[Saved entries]
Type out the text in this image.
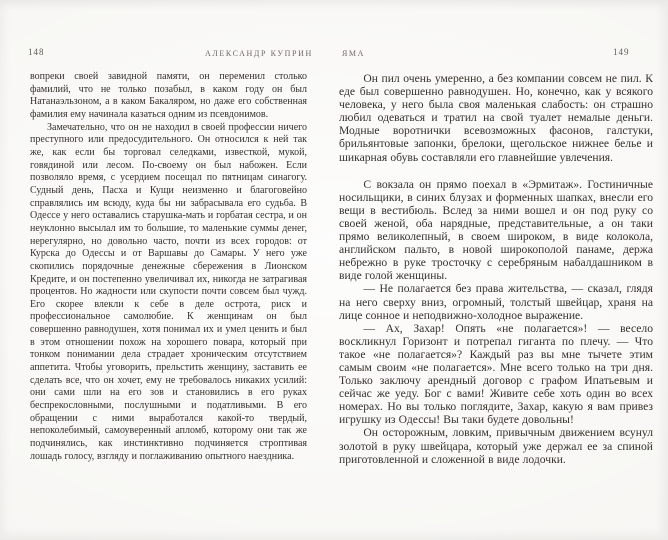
148	АЛЕКСАНДР КУПРИН	ЯМА	149

вопреки своей завидной памяти, он переменил столько фамилий, что не только позабыл, в каком году он был Натанаэльзоном, а в каком Бакаляром, но даже его собственная фамилия ему начинала казаться одним из псевдонимов.

Замечательно, что он не находил в своей профессии ничего преступного или предосудительного. Он относился к ней так же, как если бы торговал селедками, известкой, мукой, говядиной или лесом. По-своему он был набожен. Если позволяло время, с усердием посещал по пятницам синагогу. Судный день, Пасха и Кущи неизменно и благоговейно справлялись им всюду, куда бы ни забрасывала его судьба. В Одессе у него оставались старушка-мать и горбатая сестра, и он неуклонно высылал им то большие, то маленькие суммы денег, нерегулярно, но довольно часто, почти из всех городов: от Курска до Одессы и от Варшавы до Самары. У него уже скопились порядочные денежные сбережения в Лионском Кредите, и он постепенно увеличивал их, никогда не затрагивая процентов. Но жадности или скупости почти совсем был чужд. Его скорее влекли к себе в деле острота, риск и профессиональное самолюбие. К женщинам он был совершенно равнодушен, хотя понимал их и умел ценить и был в этом отношении похож на хорошего повара, который при тонком понимании дела страдает хроническим отсутствием аппетита. Чтобы уговорить, прельстить женщину, заставить ее сделать все, что он хочет, ему не требовалось никаких усилий: они сами шли на его зов и становились в его руках беспрекословными, послушными и податливыми. В его обращении с ними выработался какой-то твердый, непоколебимый, самоуверенный апломб, которому они так же подчинялись, как инстинктивно подчиняется строптивая лошадь голосу, взгляду и поглаживанию опытного наездника.

Он пил очень умеренно, а без компании совсем не пил. К еде был совершенно равнодушен. Но, конечно, как у всякого человека, у него была своя маленькая слабость: он страшно любил одеваться и тратил на свой туалет немалые деньги. Модные воротнички всевозможных фасонов, галстуки, брильянтовые запонки, брелоки, щегольское нижнее белье и шикарная обувь составляли его главнейшие увлечения.

С вокзала он прямо поехал в «Эрмитаж». Гостиничные носильщики, в синих блузах и форменных шапках, внесли его вещи в вестибюль. Вслед за ними вошел и он под руку со своей женой, оба нарядные, представительные, а он таки прямо великолепный, в своем широком, в виде колокола, английском пальто, в новой широкополой панаме, держа небрежно в руке тросточку с серебряным набалдашником в виде голой женщины.

— Не полагается без права жительства, — сказал, глядя на него сверху вниз, огромный, толстый швейцар, храня на лице сонное и неподвижно-холодное выражение.

— Ах, Захар! Опять «не полагается»! — весело воскликнул Горизонт и потрепал гиганта по плечу. — Что такое «не полагается»? Каждый раз вы мне тычете этим самым своим «не полагается». Мне всего только на три дня. Только заключу арендный договор с графом Ипатьевым и сейчас же уеду. Бог с вами! Живите себе хоть один во всех номерах. Но вы только поглядите, Захар, какую я вам привез игрушку из Одессы! Вы таки будете довольны!

Он осторожным, ловким, привычным движением всунул золотой в руку швейцара, который уже держал ее за спиной приготовленной и сложенной в виде лодочки.
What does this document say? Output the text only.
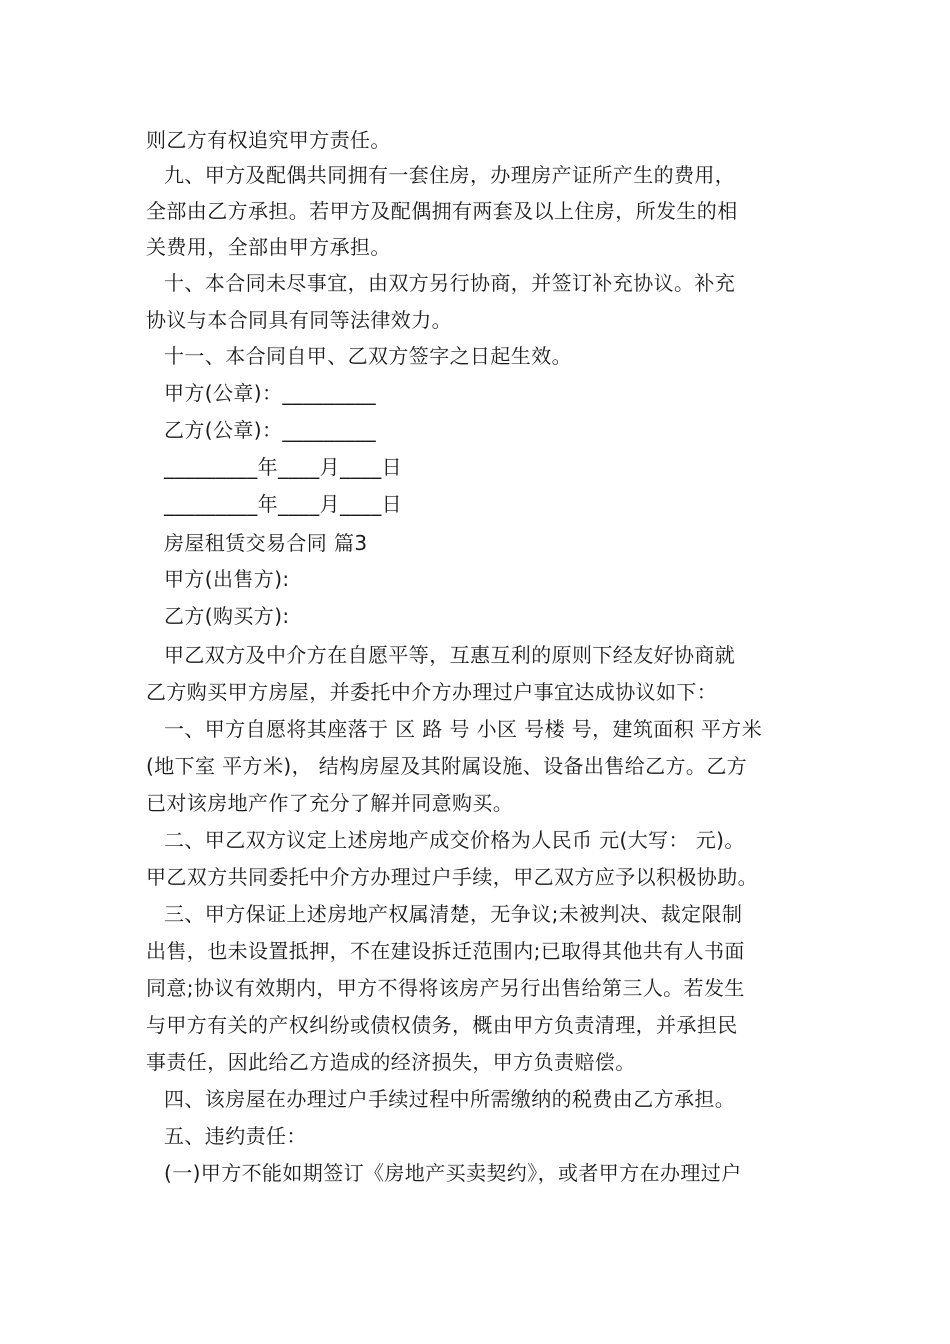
则乙方有权追究甲方责任。
九、甲方及配偶共同拥有一套住房，办理房产证所产生的费用，
全部由乙方承担。若甲方及配偶拥有两套及以上住房，所发生的相
关费用，全部由甲方承担。
十、本合同未尽事宜，由双方另行协商，并签订补充协议。补充
协议与本合同具有同等法律效力。
十一、本合同自甲、乙双方签字之日起生效。
甲方(公章)：_________
乙方(公章)：_________
_________年____月____日
_________年____月____日
房屋租赁交易合同 篇3
甲方(出售方):
乙方(购买方):
甲乙双方及中介方在自愿平等，互惠互利的原则下经友好协商就
乙方购买甲方房屋，并委托中介方办理过户事宜达成协议如下：
一、甲方自愿将其座落于 区 路 号 小区 号楼 号，建筑面积 平方米
(地下室 平方米)， 结构房屋及其附属设施、设备出售给乙方。乙方
已对该房地产作了充分了解并同意购买。
二、甲乙双方议定上述房地产成交价格为人民币 元(大写： 元)。
甲乙双方共同委托中介方办理过户手续，甲乙双方应予以积极协助。
三、甲方保证上述房地产权属清楚，无争议;未被判决、裁定限制
出售，也未设置抵押，不在建设拆迁范围内;已取得其他共有人书面
同意;协议有效期内，甲方不得将该房产另行出售给第三人。若发生
与甲方有关的产权纠纷或债权债务，概由甲方负责清理，并承担民
事责任，因此给乙方造成的经济损失，甲方负责赔偿。
四、该房屋在办理过户手续过程中所需缴纳的税费由乙方承担。
五、违约责任：
(一)甲方不能如期签订《房地产买卖契约》，或者甲方在办理过户
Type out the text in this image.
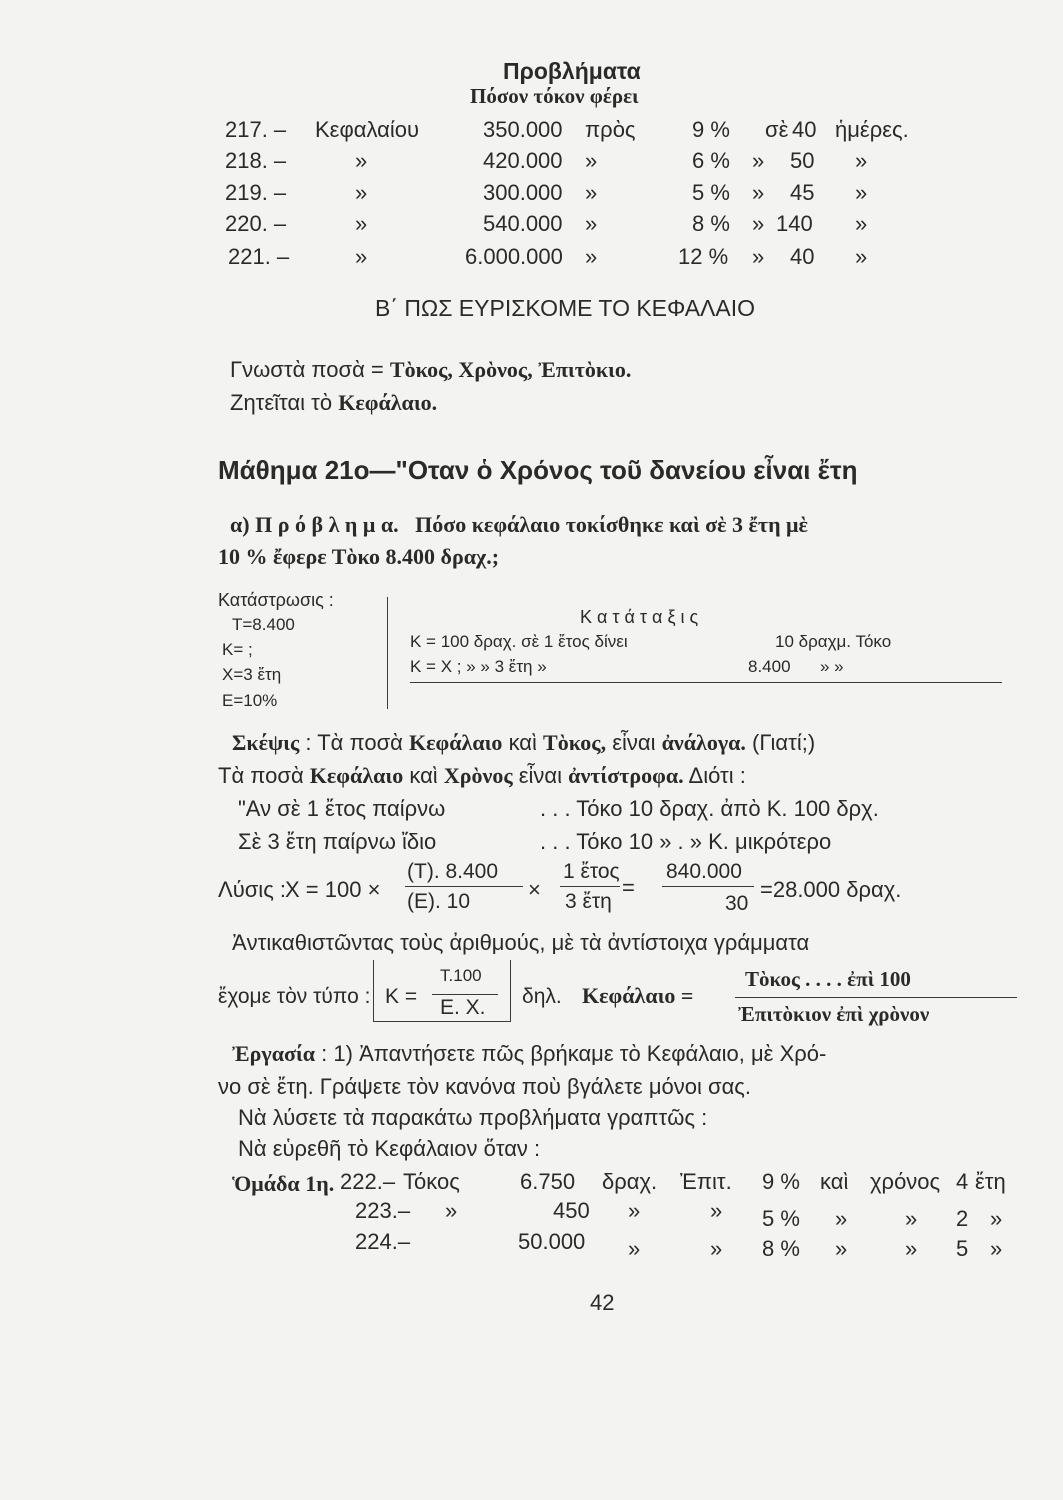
Προβλήματα
Πόσον τόκον φέρει
217. – Κεφαλαίου	350.000 πρὸς	9 % σὲ 40 ἡμέρες.
218. –	»	420.000 »	6 % » 50 »
219. –	»	300.000 »	5 % » 45 »
220. –	»	540.000 »	8 % » 140 »
221. –	»	6.000.000 »	12 % » 40 »
Β΄ ΠΩΣ ΕΥΡΙΣΚΟΜΕ ΤΟ ΚΕΦΑΛΑΙΟ
Γνωστὰ ποσὰ = Τὸκος, Χρὸνος, Ἐπιτὸκιο.
Ζητεῖται τὸ Κεφάλαιο.
Μάθημα 21ο—"Οταν ὁ Χρόνος τοῦ δανείου εἶναι ἔτη
α) Π ρ ό β λ η μ α. Πόσο κεφάλαιο τοκίσθηκε καὶ σὲ 3 ἔτη μὲ
10 % ἔφερε Τὸκο 8.400 δραχ.;
Κατάστρωσις :
Τ=8.400
Κ= ;
Χ=3 ἔτη
Ε=10%
Κ α τ ά τ α ξ ι ς
Κ = 100 δραχ. σὲ 1 ἔτος δίνει	10 δραχμ. Τόκο
Κ = Χ ; » » 3 ἔτη »	8.400 » »
Σκέψις : Τὰ ποσὰ Κεφάλαιο καὶ Τὸκος, εἶναι ἀνάλογα. (Γιατί;)
Τὰ ποσὰ Κεφάλαιο καὶ Χρὸνος εἶναι ἀντίστροφα. Διότι :
"Αν σὲ 1 ἔτος παίρνω	. . . Τόκο 10 δραχ. ἀπὸ Κ. 100 δρχ.
Σὲ 3 ἔτη παίρνω ἴδιο	. . . Τόκο 10 » . » Κ. μικρότερο
Λύσις :
Χ = 100 ×
(Τ). 8.400
(Ε). 10	×
1 ἔτος
3 ἔτη
=
840.000
30
=28.000 δραχ.
Ἀντικαθιστῶντας τοὺς ἀριθμούς, μὲ τὰ ἀντίστοιχα γράμματα
ἔχομε τὸν τύπο : Κ =
Τ.100
Ε. Χ. δηλ. Κεφάλαιο =
Τὸκος . . . . ἐπὶ 100
Ἐπιτὸκιον ἐπὶ χρὸνον
Ἐργασία : 1) Ἀπαντήσετε πῶς βρήκαμε τὸ Κεφάλαιο, μὲ Χρό-
νο σὲ ἔτη. Γράψετε τὸν κανόνα ποὺ βγάλετε μόνοι σας.
Νὰ λύσετε τὰ παρακάτω προβλήματα γραπτῶς :
Νὰ εὑρεθῆ τὸ Κεφάλαιον ὅταν :
Ὁμάδα 1η. 222.– Τόκος	6.750 δραχ. Ἐπιτ. 9 % καὶ χρόνος 4 ἔτη
223.– »	450 »	» 5 % »	» 2 »
224.–	50.000 »	» 8 % »	» 5 »
42
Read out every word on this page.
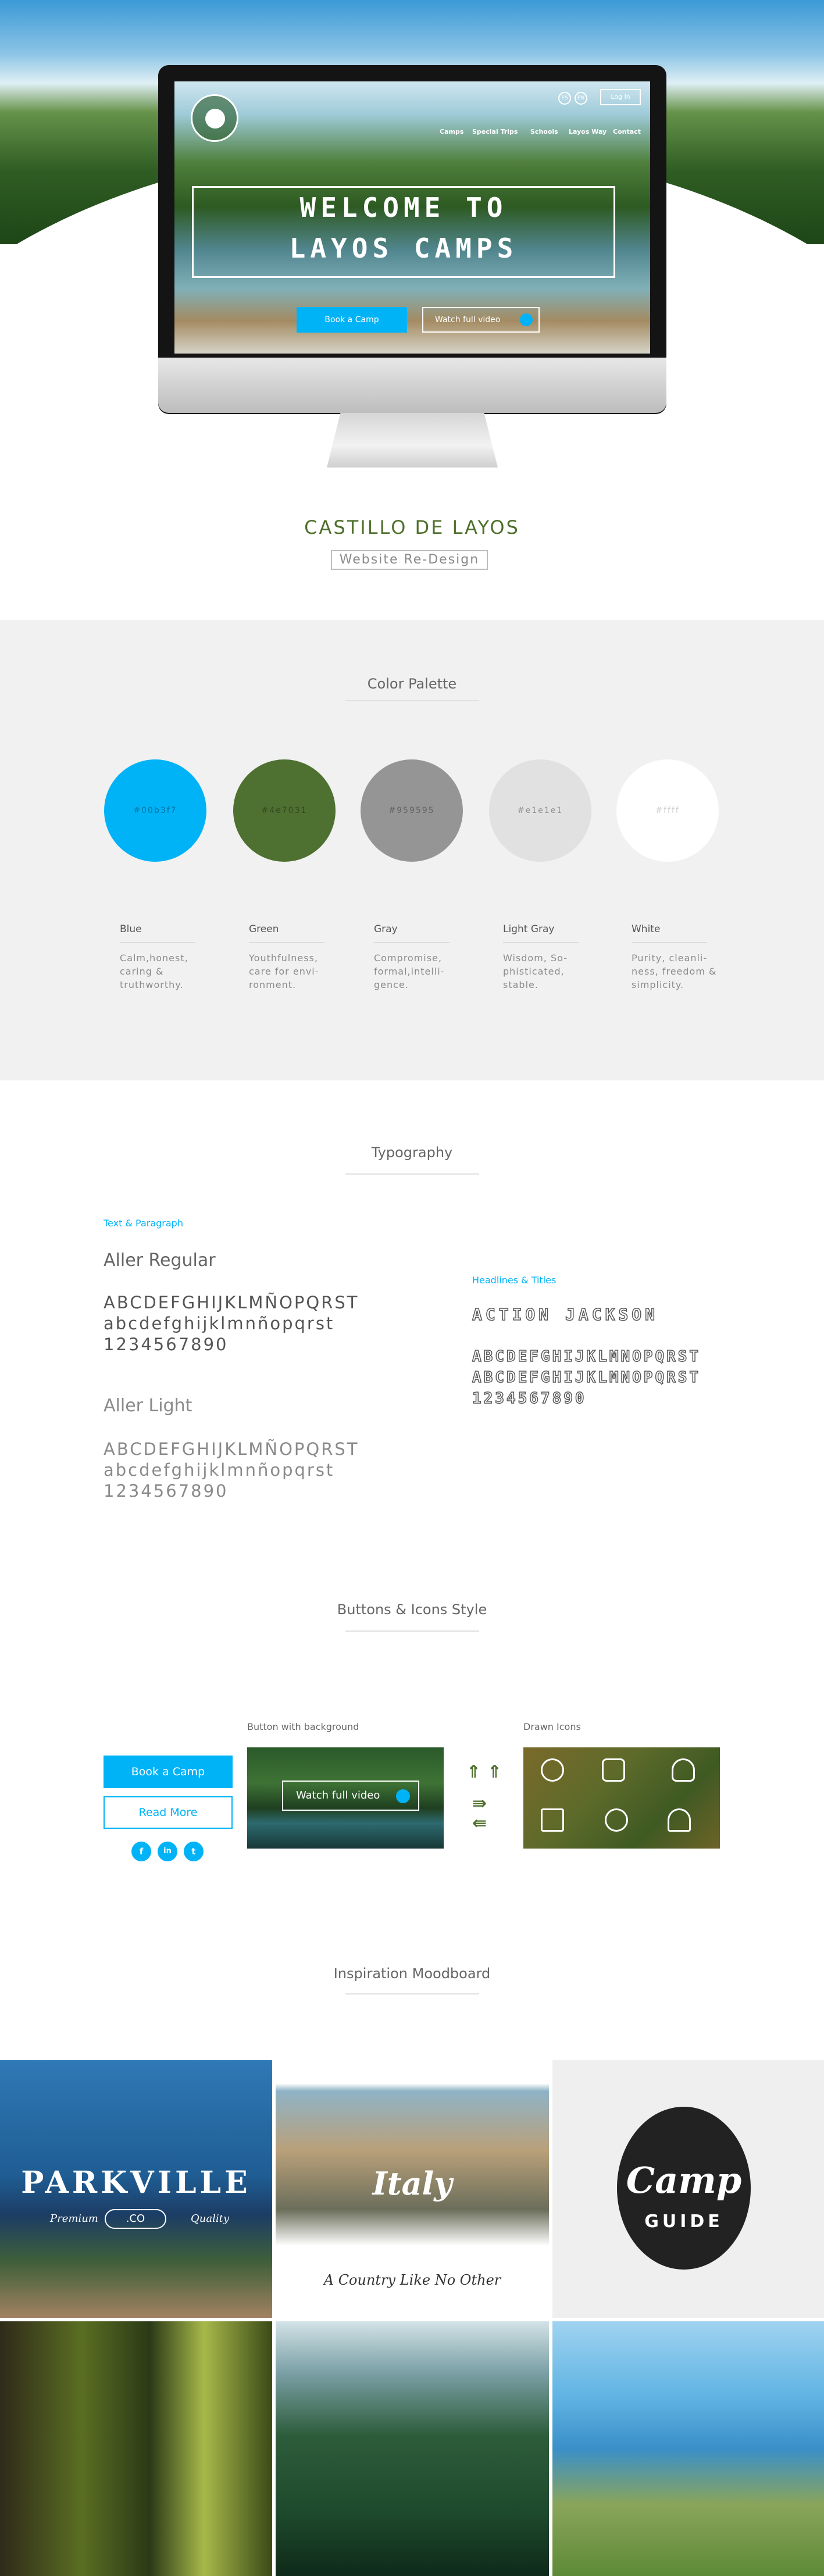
ES	EN	Log In
Camps Special Trips Schools Layos Way Contact
WELCOME TO
LAYOS CAMPS
Book a Camp	Watch full video
CASTILLO DE LAYOS
Website Re-Design
Color Palette
#00b3f7	#4e7031	#959595	#e1e1e1	#ffff
Blue	Green	Gray	Light Gray	White
Calm,honest, caring & truthworthy.
Youthfulness, care for envi-ronment.
Compromise, formal,intelli-gence.
Wisdom, So-phisticated, stable.
Purity, cleanli-ness, freedom & simplicity.
Typography
Text & Paragraph
Aller Regular
ABCDEFGHIJKLMÑOPQRST
abcdefghijklmnñopqrst
1234567890
Aller Light
ABCDEFGHIJKLMÑOPQRST
abcdefghijklmnñopqrst
1234567890
Headlines & Titles
ACTION JACKSON
ABCDEFGHIJKLMNOPQRST
ABCDEFGHIJKLMNOPQRST
1234567890
Buttons & Icons Style
Book a Camp
Read More
f	in	t
Button with background
Watch full video
⇑ ⇑
⇛
⇚
Drawn Icons
Inspiration Moodboard
PARKVILLE
Premium	.CO	Quality
Italy
A Country Like No Other
Camp
GUIDE
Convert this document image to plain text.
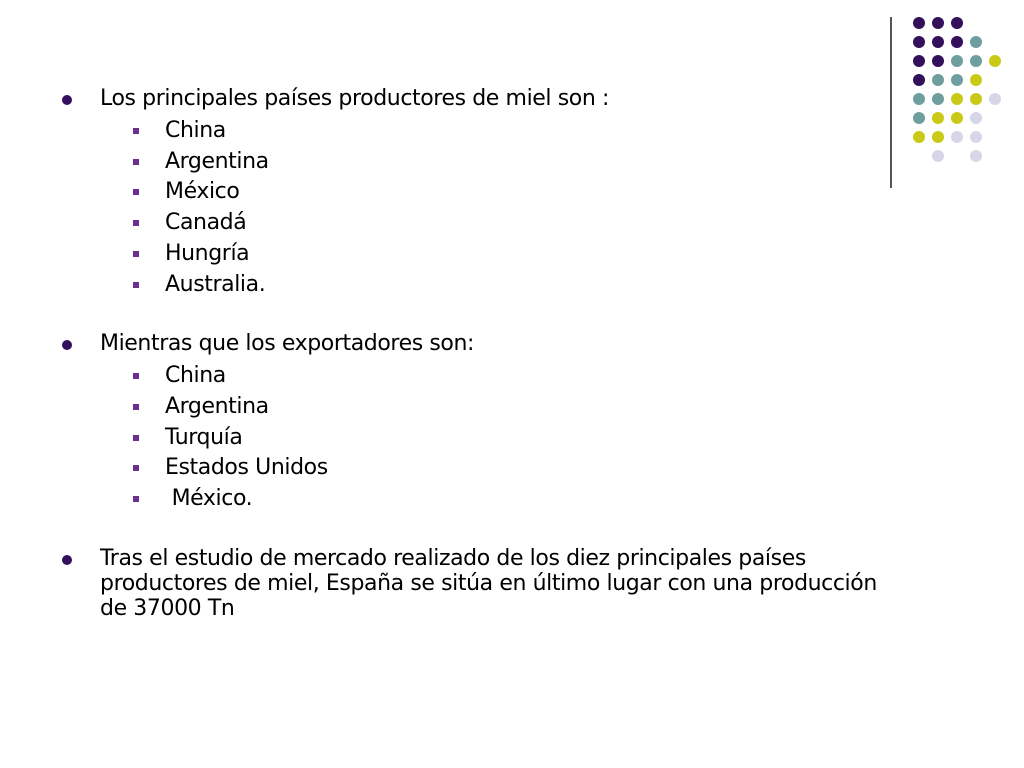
Los principales países productores de miel son :
China
Argentina
México
Canadá
Hungría
Australia.
Mientras que los exportadores son:
China
Argentina
Turquía
Estados Unidos
México.
Tras el estudio de mercado realizado de los diez principales países productores de miel, España se sitúa en último lugar con una producción de 37000 Tn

→ **WRITTEN TASK**:
Go through the listing above line by line and say how many lines hold the word "εἶναι". Reply with that number only.

→ **WRITTEN ANSWER**:
3